◆ **ENTRIES SUPPLIED**
-=-=-=-=-
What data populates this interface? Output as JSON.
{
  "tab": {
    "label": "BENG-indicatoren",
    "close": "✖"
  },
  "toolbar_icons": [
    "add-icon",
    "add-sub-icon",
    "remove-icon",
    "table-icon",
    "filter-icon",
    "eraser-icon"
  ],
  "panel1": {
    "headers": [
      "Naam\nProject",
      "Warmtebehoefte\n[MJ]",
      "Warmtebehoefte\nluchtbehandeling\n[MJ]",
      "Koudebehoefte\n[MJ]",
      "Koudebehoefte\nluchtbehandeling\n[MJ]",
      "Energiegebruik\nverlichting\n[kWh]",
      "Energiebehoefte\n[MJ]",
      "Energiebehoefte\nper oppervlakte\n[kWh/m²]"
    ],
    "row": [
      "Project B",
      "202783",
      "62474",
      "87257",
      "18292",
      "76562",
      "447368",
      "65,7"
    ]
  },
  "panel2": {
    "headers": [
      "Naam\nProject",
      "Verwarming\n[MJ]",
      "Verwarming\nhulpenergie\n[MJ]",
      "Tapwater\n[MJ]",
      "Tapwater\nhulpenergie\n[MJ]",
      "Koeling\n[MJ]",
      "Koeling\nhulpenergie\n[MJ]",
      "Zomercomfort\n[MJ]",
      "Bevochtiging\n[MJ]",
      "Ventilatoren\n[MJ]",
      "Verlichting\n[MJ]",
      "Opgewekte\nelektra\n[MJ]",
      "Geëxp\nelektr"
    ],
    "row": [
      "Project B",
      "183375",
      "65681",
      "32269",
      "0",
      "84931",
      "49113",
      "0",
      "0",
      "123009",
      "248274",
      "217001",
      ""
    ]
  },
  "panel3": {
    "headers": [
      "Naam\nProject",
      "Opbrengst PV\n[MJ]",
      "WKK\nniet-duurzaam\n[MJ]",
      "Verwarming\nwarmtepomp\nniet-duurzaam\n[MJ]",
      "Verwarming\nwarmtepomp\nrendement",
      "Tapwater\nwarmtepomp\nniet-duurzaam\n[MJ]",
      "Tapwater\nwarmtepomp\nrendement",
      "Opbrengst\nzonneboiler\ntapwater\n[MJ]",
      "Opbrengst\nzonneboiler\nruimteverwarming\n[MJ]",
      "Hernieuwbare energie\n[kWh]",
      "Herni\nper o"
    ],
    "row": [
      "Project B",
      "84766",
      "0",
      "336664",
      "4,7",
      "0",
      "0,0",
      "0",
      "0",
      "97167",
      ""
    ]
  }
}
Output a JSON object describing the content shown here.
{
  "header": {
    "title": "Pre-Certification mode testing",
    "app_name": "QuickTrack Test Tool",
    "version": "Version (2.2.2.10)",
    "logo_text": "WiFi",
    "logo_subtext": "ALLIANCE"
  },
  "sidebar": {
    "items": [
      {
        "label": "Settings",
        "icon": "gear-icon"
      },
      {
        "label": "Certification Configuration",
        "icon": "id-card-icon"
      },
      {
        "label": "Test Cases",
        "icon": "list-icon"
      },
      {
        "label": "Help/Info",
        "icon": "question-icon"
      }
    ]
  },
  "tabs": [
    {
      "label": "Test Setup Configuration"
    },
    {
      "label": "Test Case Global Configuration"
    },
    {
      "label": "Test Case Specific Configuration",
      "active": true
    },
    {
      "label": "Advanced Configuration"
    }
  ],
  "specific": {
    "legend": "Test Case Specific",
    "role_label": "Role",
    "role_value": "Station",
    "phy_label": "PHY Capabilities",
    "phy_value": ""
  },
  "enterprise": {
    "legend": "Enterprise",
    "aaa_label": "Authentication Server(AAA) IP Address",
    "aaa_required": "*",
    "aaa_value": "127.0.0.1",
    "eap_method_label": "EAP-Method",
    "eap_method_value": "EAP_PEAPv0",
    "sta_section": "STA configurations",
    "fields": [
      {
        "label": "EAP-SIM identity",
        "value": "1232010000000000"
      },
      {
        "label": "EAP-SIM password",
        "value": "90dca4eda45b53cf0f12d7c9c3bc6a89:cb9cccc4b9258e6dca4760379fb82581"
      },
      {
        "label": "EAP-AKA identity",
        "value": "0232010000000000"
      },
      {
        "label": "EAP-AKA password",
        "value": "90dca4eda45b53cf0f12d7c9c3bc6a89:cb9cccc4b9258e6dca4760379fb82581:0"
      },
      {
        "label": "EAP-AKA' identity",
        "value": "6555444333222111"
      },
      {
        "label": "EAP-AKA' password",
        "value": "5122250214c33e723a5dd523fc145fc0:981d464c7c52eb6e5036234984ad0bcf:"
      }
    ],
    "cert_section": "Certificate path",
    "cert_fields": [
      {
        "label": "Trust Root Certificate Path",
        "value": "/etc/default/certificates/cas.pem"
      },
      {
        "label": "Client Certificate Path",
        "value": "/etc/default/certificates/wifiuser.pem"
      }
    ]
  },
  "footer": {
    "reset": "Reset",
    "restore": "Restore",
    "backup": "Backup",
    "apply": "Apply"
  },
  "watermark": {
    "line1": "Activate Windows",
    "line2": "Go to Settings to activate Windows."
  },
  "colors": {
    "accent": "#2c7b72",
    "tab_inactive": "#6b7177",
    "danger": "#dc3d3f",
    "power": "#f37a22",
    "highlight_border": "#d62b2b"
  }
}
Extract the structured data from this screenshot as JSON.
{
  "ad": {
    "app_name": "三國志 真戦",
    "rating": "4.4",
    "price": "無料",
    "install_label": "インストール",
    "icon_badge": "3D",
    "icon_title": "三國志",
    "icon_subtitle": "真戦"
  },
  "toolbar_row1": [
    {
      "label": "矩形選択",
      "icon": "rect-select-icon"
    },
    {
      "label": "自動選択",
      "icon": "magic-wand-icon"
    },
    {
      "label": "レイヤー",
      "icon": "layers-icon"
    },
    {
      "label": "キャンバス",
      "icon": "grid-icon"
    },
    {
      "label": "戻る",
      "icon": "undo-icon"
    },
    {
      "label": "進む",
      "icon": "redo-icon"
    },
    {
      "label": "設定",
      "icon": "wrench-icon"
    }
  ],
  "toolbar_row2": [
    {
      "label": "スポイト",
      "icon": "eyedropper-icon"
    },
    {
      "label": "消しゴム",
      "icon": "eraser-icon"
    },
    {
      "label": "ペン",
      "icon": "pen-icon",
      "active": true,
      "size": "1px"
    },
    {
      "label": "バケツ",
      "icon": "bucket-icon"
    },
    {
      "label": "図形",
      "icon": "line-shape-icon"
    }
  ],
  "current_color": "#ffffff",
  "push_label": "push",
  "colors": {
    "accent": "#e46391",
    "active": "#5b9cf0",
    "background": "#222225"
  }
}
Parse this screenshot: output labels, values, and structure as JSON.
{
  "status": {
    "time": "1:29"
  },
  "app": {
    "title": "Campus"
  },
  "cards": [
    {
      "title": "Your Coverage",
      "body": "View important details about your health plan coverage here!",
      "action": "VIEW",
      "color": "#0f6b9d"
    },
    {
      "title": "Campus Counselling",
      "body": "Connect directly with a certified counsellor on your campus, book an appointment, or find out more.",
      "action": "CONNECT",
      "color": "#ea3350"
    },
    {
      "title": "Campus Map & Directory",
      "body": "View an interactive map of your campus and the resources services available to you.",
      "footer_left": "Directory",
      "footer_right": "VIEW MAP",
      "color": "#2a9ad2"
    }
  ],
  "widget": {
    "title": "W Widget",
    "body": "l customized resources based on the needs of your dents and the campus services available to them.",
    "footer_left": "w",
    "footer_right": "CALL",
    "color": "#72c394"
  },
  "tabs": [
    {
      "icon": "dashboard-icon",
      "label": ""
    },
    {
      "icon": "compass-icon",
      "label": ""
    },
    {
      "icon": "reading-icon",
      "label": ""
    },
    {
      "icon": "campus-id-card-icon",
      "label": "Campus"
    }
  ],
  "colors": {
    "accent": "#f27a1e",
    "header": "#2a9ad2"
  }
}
-=-=-=-=-
◆ **DIRECTIONS**
Gather each line from the entries above that includes the word "default".

◆ **COMPLETED EXERCISE**
        "value": "/etc/default/certificates/cas.pem"
        "value": "/etc/default/certificates/wifiuser.pem"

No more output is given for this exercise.